■ **What the exercise asks**
Pull out every line below containing the word "background".

■ **Data shown**
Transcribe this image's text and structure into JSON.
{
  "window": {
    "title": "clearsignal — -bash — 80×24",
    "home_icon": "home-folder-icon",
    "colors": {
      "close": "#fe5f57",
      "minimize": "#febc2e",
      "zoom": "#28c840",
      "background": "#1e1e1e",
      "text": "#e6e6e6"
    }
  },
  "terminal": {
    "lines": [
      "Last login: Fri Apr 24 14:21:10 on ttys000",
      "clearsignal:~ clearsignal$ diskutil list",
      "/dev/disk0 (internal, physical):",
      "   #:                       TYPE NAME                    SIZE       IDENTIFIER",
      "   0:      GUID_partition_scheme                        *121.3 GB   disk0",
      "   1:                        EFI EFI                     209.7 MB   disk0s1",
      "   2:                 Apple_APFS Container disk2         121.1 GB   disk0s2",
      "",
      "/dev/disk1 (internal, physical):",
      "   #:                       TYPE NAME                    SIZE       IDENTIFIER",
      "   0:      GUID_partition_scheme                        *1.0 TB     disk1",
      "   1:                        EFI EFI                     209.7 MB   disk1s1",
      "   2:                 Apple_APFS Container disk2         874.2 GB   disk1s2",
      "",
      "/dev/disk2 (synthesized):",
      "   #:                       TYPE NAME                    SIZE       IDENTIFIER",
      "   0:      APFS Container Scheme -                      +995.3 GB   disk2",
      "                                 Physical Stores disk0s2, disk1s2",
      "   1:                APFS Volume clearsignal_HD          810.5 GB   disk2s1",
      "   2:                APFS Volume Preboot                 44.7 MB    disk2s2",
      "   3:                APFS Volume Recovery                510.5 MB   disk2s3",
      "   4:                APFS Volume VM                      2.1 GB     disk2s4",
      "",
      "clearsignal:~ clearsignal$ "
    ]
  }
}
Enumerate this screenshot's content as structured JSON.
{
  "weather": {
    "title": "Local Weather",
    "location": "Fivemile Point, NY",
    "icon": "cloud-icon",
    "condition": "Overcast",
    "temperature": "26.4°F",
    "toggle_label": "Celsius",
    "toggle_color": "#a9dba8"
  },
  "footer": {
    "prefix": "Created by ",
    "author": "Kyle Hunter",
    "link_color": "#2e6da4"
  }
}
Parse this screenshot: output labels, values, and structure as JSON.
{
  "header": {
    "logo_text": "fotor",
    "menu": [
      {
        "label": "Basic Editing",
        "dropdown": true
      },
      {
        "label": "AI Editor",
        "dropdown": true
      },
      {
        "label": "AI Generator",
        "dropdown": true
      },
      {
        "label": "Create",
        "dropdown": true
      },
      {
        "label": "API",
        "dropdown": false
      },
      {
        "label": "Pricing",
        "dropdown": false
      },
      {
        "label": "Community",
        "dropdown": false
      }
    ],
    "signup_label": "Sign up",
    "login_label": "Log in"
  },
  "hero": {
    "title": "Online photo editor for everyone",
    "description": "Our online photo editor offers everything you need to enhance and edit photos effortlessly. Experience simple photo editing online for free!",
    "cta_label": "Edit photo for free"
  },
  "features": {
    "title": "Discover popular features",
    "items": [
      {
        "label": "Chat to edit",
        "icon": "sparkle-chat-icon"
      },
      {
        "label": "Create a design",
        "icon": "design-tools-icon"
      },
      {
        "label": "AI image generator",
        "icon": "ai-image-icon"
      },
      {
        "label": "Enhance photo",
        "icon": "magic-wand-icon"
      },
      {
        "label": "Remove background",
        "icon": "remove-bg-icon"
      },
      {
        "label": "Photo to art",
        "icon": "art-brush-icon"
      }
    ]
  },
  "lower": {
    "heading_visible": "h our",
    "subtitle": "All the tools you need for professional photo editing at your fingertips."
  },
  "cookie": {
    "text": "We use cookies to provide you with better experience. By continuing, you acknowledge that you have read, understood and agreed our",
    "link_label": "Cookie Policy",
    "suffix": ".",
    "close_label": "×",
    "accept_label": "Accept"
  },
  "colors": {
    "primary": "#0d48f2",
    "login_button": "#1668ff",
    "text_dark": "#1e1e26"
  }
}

---

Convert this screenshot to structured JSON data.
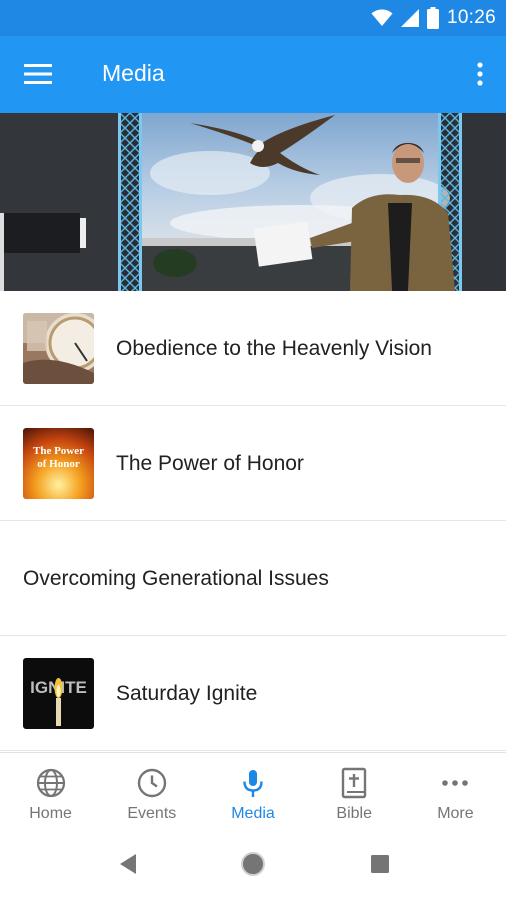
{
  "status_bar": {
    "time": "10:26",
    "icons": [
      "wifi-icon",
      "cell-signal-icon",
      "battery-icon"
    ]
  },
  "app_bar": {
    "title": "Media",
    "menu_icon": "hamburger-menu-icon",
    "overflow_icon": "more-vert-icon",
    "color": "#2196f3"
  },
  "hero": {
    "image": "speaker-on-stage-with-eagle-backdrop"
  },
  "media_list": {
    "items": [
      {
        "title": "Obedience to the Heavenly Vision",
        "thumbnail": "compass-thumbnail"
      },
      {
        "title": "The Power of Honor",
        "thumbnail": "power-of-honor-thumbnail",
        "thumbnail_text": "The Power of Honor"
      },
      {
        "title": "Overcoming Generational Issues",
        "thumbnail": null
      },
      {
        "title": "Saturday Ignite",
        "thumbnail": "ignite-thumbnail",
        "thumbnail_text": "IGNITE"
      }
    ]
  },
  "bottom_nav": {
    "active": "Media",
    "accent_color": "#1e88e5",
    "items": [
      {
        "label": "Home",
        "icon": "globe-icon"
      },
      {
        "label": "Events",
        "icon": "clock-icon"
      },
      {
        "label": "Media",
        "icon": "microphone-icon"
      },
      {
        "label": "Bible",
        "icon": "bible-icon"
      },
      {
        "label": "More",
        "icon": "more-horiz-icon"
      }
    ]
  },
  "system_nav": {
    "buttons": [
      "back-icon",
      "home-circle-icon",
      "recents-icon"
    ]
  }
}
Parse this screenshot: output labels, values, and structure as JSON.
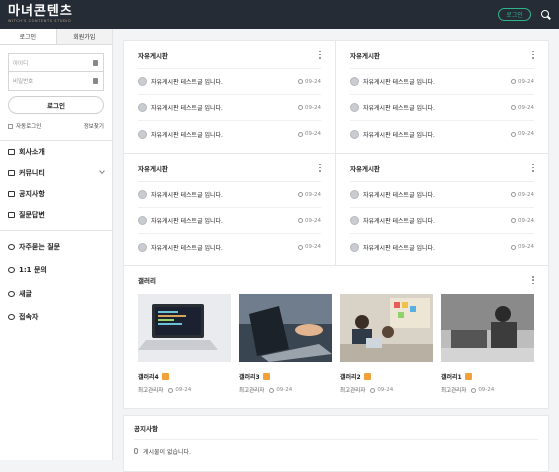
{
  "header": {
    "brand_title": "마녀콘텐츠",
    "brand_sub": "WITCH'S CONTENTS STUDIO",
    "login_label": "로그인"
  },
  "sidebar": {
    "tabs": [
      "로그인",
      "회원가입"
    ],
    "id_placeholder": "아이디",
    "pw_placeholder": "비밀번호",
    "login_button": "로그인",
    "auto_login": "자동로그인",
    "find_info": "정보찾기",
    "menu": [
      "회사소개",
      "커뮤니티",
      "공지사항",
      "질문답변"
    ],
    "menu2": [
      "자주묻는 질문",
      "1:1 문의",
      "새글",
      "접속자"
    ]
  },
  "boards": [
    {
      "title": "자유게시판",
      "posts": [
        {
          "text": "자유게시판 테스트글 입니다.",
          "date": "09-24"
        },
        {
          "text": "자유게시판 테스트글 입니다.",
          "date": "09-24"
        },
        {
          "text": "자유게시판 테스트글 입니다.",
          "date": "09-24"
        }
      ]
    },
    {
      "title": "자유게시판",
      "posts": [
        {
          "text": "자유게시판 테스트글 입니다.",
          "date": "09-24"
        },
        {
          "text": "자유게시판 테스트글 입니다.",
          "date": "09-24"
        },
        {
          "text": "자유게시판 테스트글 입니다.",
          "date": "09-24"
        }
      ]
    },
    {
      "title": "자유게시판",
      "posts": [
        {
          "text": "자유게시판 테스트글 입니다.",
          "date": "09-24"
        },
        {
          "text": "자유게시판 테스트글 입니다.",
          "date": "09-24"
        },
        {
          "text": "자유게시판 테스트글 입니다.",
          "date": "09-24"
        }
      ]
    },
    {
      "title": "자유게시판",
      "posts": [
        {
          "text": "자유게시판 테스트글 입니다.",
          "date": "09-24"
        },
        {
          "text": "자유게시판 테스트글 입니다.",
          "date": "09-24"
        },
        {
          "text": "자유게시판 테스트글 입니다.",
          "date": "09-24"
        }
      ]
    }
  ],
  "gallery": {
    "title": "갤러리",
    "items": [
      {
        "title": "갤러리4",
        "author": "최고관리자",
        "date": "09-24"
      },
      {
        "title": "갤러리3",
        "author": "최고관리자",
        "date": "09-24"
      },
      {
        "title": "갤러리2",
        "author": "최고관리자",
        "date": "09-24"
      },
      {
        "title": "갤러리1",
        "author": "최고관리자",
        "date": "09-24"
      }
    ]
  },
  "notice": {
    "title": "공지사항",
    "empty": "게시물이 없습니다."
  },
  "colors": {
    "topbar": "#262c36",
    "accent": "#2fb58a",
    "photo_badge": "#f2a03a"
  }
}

■ **Result below**
      "background": "#1e1e1e",
        "label": "Remove background",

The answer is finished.